-------- Kutipan Bacaan
Pada pertengahan April kemarin, melalui siaran Pers, Trump mengklaim Amerika sudah melalui puncak pandemi dan optimis akan membuka kembali perekonomiannya pada 1 Mei mendatang (Liputan6.com). Akan tetapi, keputusan tersebut masih diperdebatkan, mengingat kemungkinan jaungkaun pandemi yang nyatanya berkepanjangan. Sampai saat ini, Amerika masih terus dibayang-bayangi dua kondisi krisis: krisi bencana pandemi yang mempertaruhkan ratusan ribu nyawa manusia dan krisis masa depan ekonominya— karena semua dikuasai pihak swasta dan lemahnya pertahanan sosial.
----------------
-------- Data
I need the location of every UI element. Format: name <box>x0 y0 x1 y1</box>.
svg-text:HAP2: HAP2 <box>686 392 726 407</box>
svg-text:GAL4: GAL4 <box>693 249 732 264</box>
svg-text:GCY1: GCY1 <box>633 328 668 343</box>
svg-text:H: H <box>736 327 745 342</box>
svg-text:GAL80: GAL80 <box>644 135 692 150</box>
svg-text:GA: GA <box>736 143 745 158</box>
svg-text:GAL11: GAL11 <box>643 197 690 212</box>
----------------
Butir Tugas 1: Nyatakan apakah tiap pernyataan berikut sesuai dengan kutipan tentang pandemi di Amerika, lalu jawab ya atau tidak beserta kata-kata penentu dari kutipan itu. (a) Trump mengklaim Amerika sudah melalui puncak pandemi. (b) Keputusan membuka kembali perekonomian Amerika sudah tidak diperdebatkan lagi. (c) Amerika dibayang-bayangi tiga kondisi krisis.
Butir Tugas 2: Teruskan kutipan tentang pandemi di Amerika dengan beberapa kalimat yang menyambung langsung dari kalimat terakhirnya.

Area Jawaban 1:
(a) Ya: "Trump mengklaim Amerika sudah melalui puncak pandemi".
(b) Tidak: "keputusan tersebut masih diperdebatkan".
(c) Tidak: "Amerika masih terus dibayang-bayangi dua kondisi krisis".

Area Jawaban 2:
Saya melihat kemudian, pandemi Covid-19 di mata Amerika seolah hanya merupakan ancaman ekonomi. Logika ekonomi Neoliberal telah membuat mereka lebih mementingkan masa depan ekonomi, daripada masa depan kemanusiaan. Trump tak segan-segan mengorbankan ratusan ribu rakyatnya untuk kepentingan segelintir pemilik modal dan elite di sana. Sebuah fenomena kegilaan negara imprealis-kapitalis. Maka saya bisa mengatakan, surga yang diramal oleh Francis Fukuyama sebagai akhir dari sejarah itu bernama kapitalisme, ia tidak pernah mengira bahwa neraka berada di baliknya; akankah ini bisa disebut sebagai kiamat kapitalisme?

Dua Akar Bencana
Covid-19 bukan hanya sebuah bencana yang menyerang nyawa manusia dan keberlangsungan perekonomiannya. Di balik itu terdapat pelajaran berharga bagi orang-orang yang selamat, maupun yang telah menjadi korban—semoga mereka mati syahid dan diampuni dosa-dosanya.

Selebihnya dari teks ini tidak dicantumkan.